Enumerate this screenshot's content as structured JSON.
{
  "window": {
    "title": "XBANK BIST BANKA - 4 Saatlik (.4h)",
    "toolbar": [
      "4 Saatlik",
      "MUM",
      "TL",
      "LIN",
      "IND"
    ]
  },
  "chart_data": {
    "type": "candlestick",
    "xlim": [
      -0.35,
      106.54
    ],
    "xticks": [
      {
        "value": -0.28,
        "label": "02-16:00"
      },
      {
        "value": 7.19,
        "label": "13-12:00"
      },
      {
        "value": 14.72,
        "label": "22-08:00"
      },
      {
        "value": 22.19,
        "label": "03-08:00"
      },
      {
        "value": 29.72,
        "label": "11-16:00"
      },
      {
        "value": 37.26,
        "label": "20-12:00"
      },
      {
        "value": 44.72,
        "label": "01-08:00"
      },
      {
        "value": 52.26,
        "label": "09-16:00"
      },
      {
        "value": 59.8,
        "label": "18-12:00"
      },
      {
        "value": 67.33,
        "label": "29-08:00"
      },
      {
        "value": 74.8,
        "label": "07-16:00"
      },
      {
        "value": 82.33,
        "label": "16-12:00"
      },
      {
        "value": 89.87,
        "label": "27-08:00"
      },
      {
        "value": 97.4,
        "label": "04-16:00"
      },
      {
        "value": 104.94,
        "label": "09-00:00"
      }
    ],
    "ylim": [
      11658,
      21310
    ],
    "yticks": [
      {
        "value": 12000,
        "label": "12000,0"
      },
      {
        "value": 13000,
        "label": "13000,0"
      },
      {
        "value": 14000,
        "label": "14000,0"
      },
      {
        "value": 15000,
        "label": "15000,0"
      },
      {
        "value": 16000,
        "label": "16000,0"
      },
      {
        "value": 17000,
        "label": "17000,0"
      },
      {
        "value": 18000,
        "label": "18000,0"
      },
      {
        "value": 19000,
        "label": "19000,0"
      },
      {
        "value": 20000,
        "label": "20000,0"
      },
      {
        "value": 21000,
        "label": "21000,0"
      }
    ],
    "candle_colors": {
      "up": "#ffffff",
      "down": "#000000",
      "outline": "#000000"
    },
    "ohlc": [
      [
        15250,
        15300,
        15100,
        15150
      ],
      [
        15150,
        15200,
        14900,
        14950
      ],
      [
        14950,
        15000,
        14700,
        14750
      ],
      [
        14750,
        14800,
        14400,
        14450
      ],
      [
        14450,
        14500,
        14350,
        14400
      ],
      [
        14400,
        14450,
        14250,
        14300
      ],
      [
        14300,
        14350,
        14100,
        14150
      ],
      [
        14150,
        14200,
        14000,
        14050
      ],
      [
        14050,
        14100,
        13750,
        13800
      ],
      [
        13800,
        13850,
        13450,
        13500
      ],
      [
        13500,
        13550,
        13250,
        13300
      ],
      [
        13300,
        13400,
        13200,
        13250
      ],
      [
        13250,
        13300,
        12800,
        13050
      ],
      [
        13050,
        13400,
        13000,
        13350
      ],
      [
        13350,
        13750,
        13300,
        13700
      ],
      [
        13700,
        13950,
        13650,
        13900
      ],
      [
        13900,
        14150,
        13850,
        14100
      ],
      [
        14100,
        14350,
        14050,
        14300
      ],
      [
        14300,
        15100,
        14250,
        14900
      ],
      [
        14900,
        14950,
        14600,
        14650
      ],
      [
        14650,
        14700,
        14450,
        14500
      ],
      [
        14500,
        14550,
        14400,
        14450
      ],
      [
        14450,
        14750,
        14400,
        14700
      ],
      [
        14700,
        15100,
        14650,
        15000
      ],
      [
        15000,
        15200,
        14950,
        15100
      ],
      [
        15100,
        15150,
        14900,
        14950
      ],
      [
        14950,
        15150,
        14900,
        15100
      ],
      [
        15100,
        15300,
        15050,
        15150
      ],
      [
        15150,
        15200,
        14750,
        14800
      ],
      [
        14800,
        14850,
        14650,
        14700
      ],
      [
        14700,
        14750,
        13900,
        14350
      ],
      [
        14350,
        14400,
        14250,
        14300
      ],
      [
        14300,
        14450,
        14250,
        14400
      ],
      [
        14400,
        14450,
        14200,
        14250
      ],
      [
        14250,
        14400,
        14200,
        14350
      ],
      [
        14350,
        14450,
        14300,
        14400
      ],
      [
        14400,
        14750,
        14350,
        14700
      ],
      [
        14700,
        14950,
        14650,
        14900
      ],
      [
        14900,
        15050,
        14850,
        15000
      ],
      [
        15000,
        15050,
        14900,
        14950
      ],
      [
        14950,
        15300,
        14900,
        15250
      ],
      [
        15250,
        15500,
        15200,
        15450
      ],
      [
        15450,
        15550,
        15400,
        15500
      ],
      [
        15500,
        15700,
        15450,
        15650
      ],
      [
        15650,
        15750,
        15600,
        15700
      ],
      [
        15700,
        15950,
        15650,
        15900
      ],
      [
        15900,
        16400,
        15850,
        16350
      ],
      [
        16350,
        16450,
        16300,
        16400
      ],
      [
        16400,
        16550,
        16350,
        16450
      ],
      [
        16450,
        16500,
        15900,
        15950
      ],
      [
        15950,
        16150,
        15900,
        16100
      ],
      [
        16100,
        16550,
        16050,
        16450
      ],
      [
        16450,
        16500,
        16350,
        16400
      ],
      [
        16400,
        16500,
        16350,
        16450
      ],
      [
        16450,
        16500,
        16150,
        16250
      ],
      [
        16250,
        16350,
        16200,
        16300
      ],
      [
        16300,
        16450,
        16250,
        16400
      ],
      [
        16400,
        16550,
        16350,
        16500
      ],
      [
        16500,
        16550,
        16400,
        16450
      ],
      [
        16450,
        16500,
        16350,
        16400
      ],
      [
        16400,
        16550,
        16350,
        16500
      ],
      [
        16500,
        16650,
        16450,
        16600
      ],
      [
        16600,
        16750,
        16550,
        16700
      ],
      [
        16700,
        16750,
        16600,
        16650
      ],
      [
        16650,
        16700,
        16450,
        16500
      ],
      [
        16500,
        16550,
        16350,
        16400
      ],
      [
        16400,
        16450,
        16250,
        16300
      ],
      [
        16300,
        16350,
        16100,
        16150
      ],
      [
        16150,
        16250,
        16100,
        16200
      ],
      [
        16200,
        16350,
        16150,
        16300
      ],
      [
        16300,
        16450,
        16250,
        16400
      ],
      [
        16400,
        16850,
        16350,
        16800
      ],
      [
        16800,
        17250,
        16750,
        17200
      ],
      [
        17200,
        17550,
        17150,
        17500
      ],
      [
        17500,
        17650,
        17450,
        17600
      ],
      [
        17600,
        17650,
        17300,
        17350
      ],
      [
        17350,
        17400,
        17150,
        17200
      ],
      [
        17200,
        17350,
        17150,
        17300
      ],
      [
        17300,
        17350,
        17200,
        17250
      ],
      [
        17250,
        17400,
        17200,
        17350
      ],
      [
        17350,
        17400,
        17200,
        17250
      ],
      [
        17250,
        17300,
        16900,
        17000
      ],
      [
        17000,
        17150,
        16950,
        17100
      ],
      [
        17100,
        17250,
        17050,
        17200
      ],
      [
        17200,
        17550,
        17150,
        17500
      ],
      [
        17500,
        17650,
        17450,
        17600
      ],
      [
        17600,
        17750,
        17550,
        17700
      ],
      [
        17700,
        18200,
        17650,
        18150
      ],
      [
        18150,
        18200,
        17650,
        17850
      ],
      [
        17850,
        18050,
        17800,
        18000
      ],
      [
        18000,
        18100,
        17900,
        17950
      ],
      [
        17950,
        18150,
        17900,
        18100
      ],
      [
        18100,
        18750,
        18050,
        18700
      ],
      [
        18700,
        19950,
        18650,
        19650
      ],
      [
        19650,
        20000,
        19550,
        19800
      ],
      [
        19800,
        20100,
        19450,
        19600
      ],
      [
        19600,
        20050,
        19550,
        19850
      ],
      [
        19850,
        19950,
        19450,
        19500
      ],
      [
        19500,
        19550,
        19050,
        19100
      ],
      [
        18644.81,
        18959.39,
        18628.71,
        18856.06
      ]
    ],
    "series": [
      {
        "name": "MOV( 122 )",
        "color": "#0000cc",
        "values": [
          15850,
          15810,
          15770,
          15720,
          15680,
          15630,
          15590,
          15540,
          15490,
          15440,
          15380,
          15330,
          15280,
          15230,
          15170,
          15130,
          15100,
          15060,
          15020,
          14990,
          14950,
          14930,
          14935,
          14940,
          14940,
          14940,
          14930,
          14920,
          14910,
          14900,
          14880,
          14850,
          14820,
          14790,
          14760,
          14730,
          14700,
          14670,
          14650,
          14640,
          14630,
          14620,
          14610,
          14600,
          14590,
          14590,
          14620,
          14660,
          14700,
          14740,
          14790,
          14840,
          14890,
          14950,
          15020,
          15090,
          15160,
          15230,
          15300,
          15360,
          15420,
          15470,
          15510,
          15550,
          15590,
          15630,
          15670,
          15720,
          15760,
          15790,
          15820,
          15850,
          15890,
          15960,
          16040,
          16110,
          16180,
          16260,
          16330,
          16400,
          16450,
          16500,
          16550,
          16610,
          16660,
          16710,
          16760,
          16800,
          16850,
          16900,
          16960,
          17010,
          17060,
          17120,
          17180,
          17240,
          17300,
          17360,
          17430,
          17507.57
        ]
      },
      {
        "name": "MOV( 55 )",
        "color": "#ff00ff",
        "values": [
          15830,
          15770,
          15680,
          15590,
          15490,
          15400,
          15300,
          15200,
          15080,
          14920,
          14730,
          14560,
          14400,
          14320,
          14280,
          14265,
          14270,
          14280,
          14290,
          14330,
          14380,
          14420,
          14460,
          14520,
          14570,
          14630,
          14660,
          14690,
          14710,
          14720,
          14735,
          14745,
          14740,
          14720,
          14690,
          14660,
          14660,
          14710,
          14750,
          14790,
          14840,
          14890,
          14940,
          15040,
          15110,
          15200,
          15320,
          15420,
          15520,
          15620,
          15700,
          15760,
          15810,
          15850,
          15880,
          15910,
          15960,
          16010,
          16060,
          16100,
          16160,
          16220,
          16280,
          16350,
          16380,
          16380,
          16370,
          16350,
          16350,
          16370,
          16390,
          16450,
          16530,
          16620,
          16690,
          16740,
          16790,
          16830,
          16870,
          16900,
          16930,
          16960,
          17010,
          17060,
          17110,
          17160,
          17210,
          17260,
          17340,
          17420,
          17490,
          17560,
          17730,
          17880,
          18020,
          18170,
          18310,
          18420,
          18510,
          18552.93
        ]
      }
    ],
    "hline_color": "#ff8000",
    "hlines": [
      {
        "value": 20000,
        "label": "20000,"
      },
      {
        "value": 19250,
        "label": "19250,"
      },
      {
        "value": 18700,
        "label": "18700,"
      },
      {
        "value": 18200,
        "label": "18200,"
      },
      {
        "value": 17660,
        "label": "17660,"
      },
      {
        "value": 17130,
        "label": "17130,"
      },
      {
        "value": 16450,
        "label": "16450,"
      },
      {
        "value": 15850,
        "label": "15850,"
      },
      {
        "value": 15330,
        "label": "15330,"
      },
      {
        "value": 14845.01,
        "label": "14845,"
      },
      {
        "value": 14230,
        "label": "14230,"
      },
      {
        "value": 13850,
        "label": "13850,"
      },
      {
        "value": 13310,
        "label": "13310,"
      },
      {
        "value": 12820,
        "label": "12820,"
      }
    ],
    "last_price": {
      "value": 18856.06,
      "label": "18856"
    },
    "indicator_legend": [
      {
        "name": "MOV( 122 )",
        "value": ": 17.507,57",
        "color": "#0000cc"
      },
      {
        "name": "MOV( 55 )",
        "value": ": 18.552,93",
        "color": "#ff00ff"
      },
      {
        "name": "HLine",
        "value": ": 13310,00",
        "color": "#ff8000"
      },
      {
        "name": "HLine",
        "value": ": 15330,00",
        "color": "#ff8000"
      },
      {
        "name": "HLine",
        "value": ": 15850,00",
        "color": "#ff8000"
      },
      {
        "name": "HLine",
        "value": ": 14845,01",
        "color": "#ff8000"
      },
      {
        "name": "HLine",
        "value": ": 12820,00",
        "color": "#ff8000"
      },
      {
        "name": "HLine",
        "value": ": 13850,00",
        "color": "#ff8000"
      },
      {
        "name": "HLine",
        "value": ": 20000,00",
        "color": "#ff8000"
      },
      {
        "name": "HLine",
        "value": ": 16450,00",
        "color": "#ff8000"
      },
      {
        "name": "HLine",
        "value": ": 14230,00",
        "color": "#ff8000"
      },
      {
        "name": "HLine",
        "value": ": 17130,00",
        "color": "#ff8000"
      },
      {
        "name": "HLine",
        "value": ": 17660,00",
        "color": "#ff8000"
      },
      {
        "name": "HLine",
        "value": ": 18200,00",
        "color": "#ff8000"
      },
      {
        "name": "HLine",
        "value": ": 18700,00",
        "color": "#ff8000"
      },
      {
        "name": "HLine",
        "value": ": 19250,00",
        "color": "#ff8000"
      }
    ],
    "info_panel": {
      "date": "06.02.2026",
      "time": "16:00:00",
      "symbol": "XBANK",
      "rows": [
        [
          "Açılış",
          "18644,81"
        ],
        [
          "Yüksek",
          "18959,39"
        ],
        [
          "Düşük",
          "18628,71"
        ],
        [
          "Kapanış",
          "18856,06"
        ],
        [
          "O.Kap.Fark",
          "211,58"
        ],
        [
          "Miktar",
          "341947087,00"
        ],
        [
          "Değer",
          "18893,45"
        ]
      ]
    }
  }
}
-=-=-
* [Exercise details]
Search the lines for the string "Saatlik" and copy every line that has it.

* [Right answer]
    "title": "XBANK BIST BANKA - 4 Saatlik (.4h)",
      "4 Saatlik",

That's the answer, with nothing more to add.